* START PASSAGE TO READ *

Friday, August 08, 2014

New Year! Have I blogged yet?

So as a newbie blogger, starting on January 1 was so much easier than starting at the beginning of the school year. It's HARD to blog during the buzz of a new year! I'm part exhausted, part electrified, part unmotivated, part anxious to start. It's such a crazy mix. Later in the year, I find myself more driven, more creative, and more social. During pre-planning days, I hide in my modular and put my room together as if I, too, open my room to parents and students at Open House. But I don't. I teach ESOL. Our Open House was last night. It's the last weekend before all students return. I saw last year's students of mine, thrilled to see them again, even if some lost their baby faces over summer, but I don't yet have a student roster. We won't have students for weeks, but for me to be ready for them, I have to have a clean, organized room. Only then, does my weary mind fall in line, so I hunker down. I commend my fellow bloggers, these curious, over-energized and hyper-creative and hyper-productive beings. This is my year #1. I will continue to blog and create this year. I am determined to attend the TPT Conference in 2015, come hell or high water! I can't wait to get my room ready, begin to implement Daily 5 with my wonderful ESOL students, and share my experience again this year. Blogging has really pushed me, and I hope to find myself with more readers. My students and I enjoy how much this process pushes me. Students come Monday. They always energize me! I'll be back to discuss it next week. Have a great weekend! I hope your students are your bucket fillers, and may your bucket floweth over.

Sunday, August 03, 2014

Back to School Sale

Take advantage of a Teachers Pay Teacher Back to School Sale. Save 28% on all items in my store. My cart is loaded and ready to check out. I love shopping for class tools and center materials! Click on the sales banner to get to the Oh, Snap! TPT store!

* END PASSAGE TO READ *

JOBS:
1. In the teacher blog, what discount does the Back to School Sale offer on items in the store?
2. In the teacher blog, rename "center materials" as "classroom games" and write out the part from "Take advantage of" to "Snap! TPT store!".
3. Where the teacher blog about the new school year and the store sale stops, how would you carry it on?

* START PROVIDED MATERIAL *

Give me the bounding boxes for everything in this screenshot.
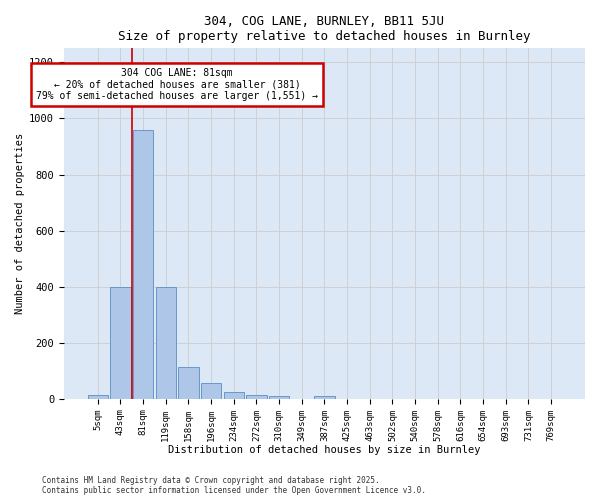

* END PROVIDED MATERIAL *

RESPONSES FOR EACH TASK:
1. 28% off all items.

2.
Take advantage of a Teachers Pay Teacher Back to School Sale. Save 28% on all items in my store. My cart is loaded and ready to check out. I love shopping for class tools and classroom games! Click on the sales banner to get to the Oh, Snap! TPT store!

3.
Saturday, August 02, 2014

I Stand with You, Liberia

Even though I feel such an exhilarating buzz about the new school year, it is also a very somber time for me. In 2011, I completed my practicum in Liberia. Some days, I still pinch myself. I am so grateful to Mercer University's Mercer on Mission that gave us this opportunity. I learned so much, met great people, and experienced a culture that would never have been possible otherwise. I became familiar with a people that overcame so much in their very recent history. A history that I was embarrassed to have had so much ignorance. What I learned is that these resilient people represented just how the world was to me. We seem to think that the miles between us as countries and cultures make us different. Untrue. We're not very unlike at all. If anything, I don't know if I could forgive and forget as well as they had. I don't know if I could cope and move on as well as they had. Knowing them gave me strength, their relationships made me full.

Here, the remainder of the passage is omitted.